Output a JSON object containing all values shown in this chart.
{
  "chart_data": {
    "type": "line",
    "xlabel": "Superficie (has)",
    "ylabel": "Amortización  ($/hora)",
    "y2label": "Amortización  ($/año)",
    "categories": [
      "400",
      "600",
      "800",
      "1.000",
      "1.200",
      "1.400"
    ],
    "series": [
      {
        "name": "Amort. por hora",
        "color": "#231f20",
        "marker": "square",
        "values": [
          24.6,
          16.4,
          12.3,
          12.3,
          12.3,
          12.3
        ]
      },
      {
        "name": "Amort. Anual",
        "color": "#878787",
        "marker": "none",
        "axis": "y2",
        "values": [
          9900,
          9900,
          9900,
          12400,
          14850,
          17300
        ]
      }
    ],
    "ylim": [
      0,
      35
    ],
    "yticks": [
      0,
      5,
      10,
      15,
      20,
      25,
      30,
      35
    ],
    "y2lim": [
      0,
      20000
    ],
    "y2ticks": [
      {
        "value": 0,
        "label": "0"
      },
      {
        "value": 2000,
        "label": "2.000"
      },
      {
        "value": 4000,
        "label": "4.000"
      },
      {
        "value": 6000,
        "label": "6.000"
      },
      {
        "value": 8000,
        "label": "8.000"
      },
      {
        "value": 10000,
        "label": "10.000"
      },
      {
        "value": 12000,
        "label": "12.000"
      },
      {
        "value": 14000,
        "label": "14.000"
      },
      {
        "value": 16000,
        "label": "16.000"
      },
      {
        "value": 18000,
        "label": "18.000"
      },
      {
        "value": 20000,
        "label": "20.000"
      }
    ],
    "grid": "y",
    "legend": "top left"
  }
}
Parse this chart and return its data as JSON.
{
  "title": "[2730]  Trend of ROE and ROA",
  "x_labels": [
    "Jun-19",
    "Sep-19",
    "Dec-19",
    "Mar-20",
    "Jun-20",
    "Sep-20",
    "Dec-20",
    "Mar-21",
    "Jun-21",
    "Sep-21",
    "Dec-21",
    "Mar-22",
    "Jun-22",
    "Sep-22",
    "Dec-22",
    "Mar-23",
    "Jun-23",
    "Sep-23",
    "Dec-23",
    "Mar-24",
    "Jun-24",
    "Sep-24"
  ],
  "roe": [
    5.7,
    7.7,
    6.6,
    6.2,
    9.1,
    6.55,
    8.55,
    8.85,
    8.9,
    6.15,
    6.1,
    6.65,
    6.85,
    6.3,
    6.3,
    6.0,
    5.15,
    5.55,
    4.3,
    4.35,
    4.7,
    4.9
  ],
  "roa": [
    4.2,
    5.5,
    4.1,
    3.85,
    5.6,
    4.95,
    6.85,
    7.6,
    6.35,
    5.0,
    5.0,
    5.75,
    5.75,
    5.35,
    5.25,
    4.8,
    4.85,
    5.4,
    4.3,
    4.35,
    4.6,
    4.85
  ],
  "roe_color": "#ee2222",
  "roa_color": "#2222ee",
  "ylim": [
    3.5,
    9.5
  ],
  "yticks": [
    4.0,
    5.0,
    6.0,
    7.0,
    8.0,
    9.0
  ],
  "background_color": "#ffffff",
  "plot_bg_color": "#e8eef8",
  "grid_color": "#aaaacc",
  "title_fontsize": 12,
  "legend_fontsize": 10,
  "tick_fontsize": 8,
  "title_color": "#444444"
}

☆ ☆ ☆ ☆ ☆

Exercise requirements =
Where a line of the entries contains the word "Amortización", copy that line.

Solution =
    "ylabel": "Amortización  ($/hora)",
    "y2label": "Amortización  ($/año)",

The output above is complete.